What you are asked to do
Output as a JSON list of strings, one string per line, the lines of the material that begin with the line containing "snr-info-box: SNRopt=20.5 Mc=6.13" and end with the line containing "x-tick-label: 10.0 bbox=[1189, 726, 1218, 741]", both included and blank lines omitted.

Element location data
# # #

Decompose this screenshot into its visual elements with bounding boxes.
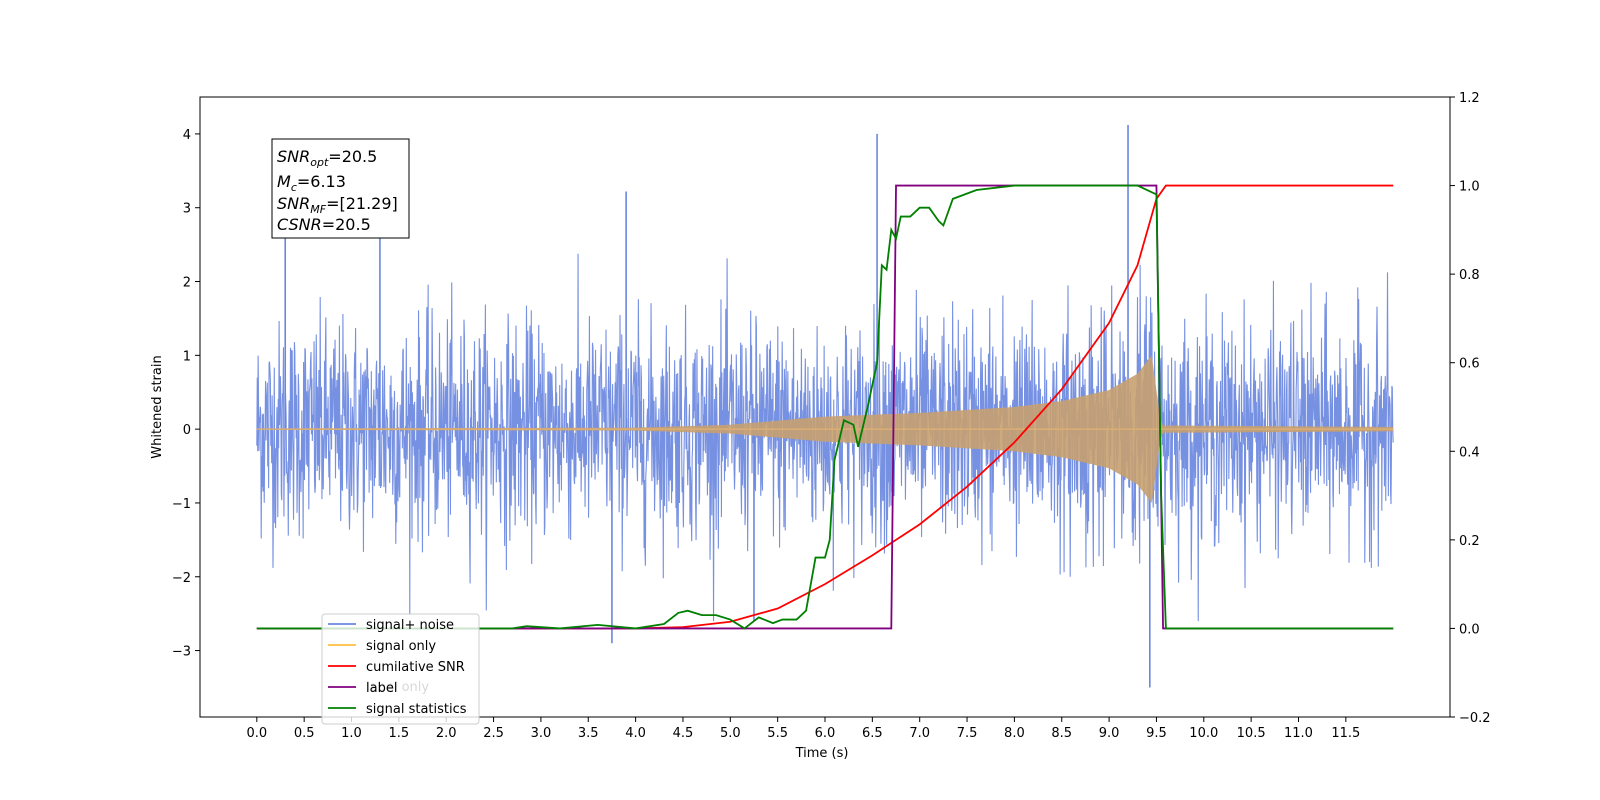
snr-info-box: SNRopt=20.5 Mc=6.13 SNRMF=[21.29] CSNR=2… bbox=[271, 138, 410, 239]
snr-mf-sub: MF bbox=[310, 203, 326, 216]
y2-tick-label: 0.4 bbox=[1459, 445, 1480, 460]
y-tick-label: −3 bbox=[172, 645, 191, 660]
x-tick-label: 7.5 bbox=[957, 726, 978, 741]
legend-label: signal only bbox=[366, 639, 436, 654]
x-axis: 0.0 0.5 1.0 1.5 2.0 2.5 3.0 3.5 4.0 4.5 5.0 5.5 6.0 6… bbox=[246, 717, 1360, 741]
x-tick-label: 5.5 bbox=[767, 726, 788, 741]
csnr-text: CSNR=20.5 bbox=[277, 215, 371, 234]
y-tick-label: 4 bbox=[183, 128, 191, 143]
legend: label only signal+ noise signal only cumil… bbox=[321, 613, 480, 725]
x-tick-label: 10.5 bbox=[1237, 726, 1266, 741]
mc-label: M bbox=[277, 172, 291, 191]
y2-tick-label: 0.2 bbox=[1459, 534, 1480, 549]
legend-label: signal+ noise bbox=[366, 618, 454, 633]
snr-mf-value: =[21.29] bbox=[326, 194, 398, 213]
x-tick-label: 5.0 bbox=[720, 726, 741, 741]
x-tick-label: 1.0 bbox=[341, 726, 362, 741]
x-tick-label: 1.5 bbox=[389, 726, 410, 741]
y-axis-right: −0.2 0.0 0.2 0.4 0.6 0.8 1.0 1.2 bbox=[1450, 91, 1491, 726]
series-layer bbox=[256, 125, 1394, 688]
y-tick-label: 3 bbox=[183, 202, 191, 217]
snr-mf-label: SNR bbox=[277, 194, 310, 213]
legend-hidden-entry: label only bbox=[366, 680, 429, 695]
x-tick-label: 9.5 bbox=[1146, 726, 1167, 741]
snr-info-box-frame bbox=[271, 138, 410, 239]
snr-opt-text: SNRopt=20.5 bbox=[277, 147, 377, 169]
y2-tick-label: 1.0 bbox=[1459, 180, 1480, 195]
snr-opt-value: =20.5 bbox=[328, 147, 377, 166]
csnr-value: =20.5 bbox=[322, 215, 371, 234]
x-tick-label: 10.0 bbox=[1189, 726, 1218, 741]
x-tick-label: 9.0 bbox=[1099, 726, 1120, 741]
legend-label: signal statistics bbox=[366, 702, 467, 717]
mc-value: =6.13 bbox=[297, 172, 346, 191]
mc-text: Mc=6.13 bbox=[277, 172, 346, 194]
x-tick-label: 11.0 bbox=[1284, 726, 1313, 741]
y2-tick-label: 1.2 bbox=[1459, 91, 1480, 106]
csnr-label: CSNR bbox=[277, 215, 322, 234]
y-axis-left: −3 −2 −1 0 1 2 3 4 bbox=[172, 128, 200, 660]
y-tick-label: 0 bbox=[183, 423, 191, 438]
y2-tick-label: 0.8 bbox=[1459, 268, 1480, 283]
x-tick-label: 0.5 bbox=[294, 726, 315, 741]
x-tick-label: 6.0 bbox=[815, 726, 836, 741]
snr-opt-sub: opt bbox=[310, 156, 329, 169]
x-tick-label: 7.0 bbox=[909, 726, 930, 741]
y-tick-label: −2 bbox=[172, 571, 191, 586]
x-tick-label: 3.5 bbox=[578, 726, 599, 741]
y-tick-label: 1 bbox=[183, 349, 191, 364]
legend-label: cumilative SNR bbox=[366, 660, 465, 675]
y-tick-label: −1 bbox=[172, 497, 191, 512]
y-tick-label: 2 bbox=[183, 276, 191, 291]
snr-opt-label: SNR bbox=[277, 147, 310, 166]
snr-mf-text: SNRMF=[21.29] bbox=[277, 194, 398, 216]
x-tick-label: 8.0 bbox=[1004, 726, 1025, 741]
x-tick-label: 11.5 bbox=[1331, 726, 1360, 741]
x-tick-label: 2.5 bbox=[483, 726, 504, 741]
x-axis-title: Time (s) bbox=[795, 746, 849, 761]
x-tick-label: 6.5 bbox=[862, 726, 883, 741]
y2-tick-label: 0.0 bbox=[1459, 622, 1480, 637]
mc-sub: c bbox=[291, 181, 297, 194]
series-signal-statistics bbox=[256, 184, 1394, 630]
y2-tick-label: −0.2 bbox=[1459, 711, 1491, 726]
y-axis-title: Whitened strain bbox=[150, 355, 165, 458]
x-tick-label: 8.5 bbox=[1051, 726, 1072, 741]
legend-label: label bbox=[366, 681, 397, 696]
x-tick-label: 0.0 bbox=[246, 726, 267, 741]
x-tick-label: 4.0 bbox=[625, 726, 646, 741]
series-cumulative-snr bbox=[256, 184, 1394, 630]
legend-frame bbox=[321, 613, 480, 725]
x-tick-label: 4.5 bbox=[673, 726, 694, 741]
x-tick-label: 3.0 bbox=[531, 726, 552, 741]
x-tick-label: 2.0 bbox=[436, 726, 457, 741]
y2-tick-label: 0.6 bbox=[1459, 357, 1480, 372]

# # #

Task answer
[
  "snr-info-box: SNRopt=20.5 Mc=6.13 SNRMF=[21.29] CSNR=2… bbox=[271, 138, 410, 239]",
  "snr-mf-sub: MF bbox=[310, 203, 326, 216]",
  "y2-tick-label: 0.4 bbox=[1459, 445, 1480, 460]",
  "y-tick-label: −3 bbox=[172, 645, 191, 660]",
  "x-tick-label: 7.5 bbox=[957, 726, 978, 741]",
  "legend-label: signal only bbox=[366, 639, 436, 654]",
  "x-axis: 0.0 0.5 1.0 1.5 2.0 2.5 3.0 3.5 4.0 4.5 5.0 5.5 6.0 6… bbox=[246, 717, 1360, 741]",
  "x-tick-label: 5.5 bbox=[767, 726, 788, 741]",
  "csnr-text: CSNR=20.5 bbox=[277, 215, 371, 234]",
  "y-tick-label: 4 bbox=[183, 128, 191, 143]",
  "legend: label only signal+ noise signal only cumil… bbox=[321, 613, 480, 725]",
  "x-tick-label: 10.5 bbox=[1237, 726, 1266, 741]",
  "mc-label: M bbox=[277, 172, 291, 191]",
  "y2-tick-label: 0.2 bbox=[1459, 534, 1480, 549]",
  "legend-label: signal+ noise bbox=[366, 618, 454, 633]",
  "snr-mf-value: =[21.29] bbox=[326, 194, 398, 213]",
  "x-tick-label: 5.0 bbox=[720, 726, 741, 741]",
  "x-tick-label: 1.0 bbox=[341, 726, 362, 741]",
  "x-tick-label: 1.5 bbox=[389, 726, 410, 741]",
  "y-axis-right: −0.2 0.0 0.2 0.4 0.6 0.8 1.0 1.2 bbox=[1450, 91, 1491, 726]",
  "series-layer bbox=[256, 125, 1394, 688]",
  "y-tick-label: 3 bbox=[183, 202, 191, 217]",
  "snr-mf-label: SNR bbox=[277, 194, 310, 213]",
  "legend-hidden-entry: label only bbox=[366, 680, 429, 695]",
  "x-tick-label: 9.5 bbox=[1146, 726, 1167, 741]",
  "snr-info-box-frame bbox=[271, 138, 410, 239]",
  "snr-opt-text: SNRopt=20.5 bbox=[277, 147, 377, 169]",
  "y2-tick-label: 1.0 bbox=[1459, 180, 1480, 195]",
  "snr-opt-value: =20.5 bbox=[328, 147, 377, 166]",
  "csnr-value: =20.5 bbox=[322, 215, 371, 234]",
  "x-tick-label: 10.0 bbox=[1189, 726, 1218, 741]"
]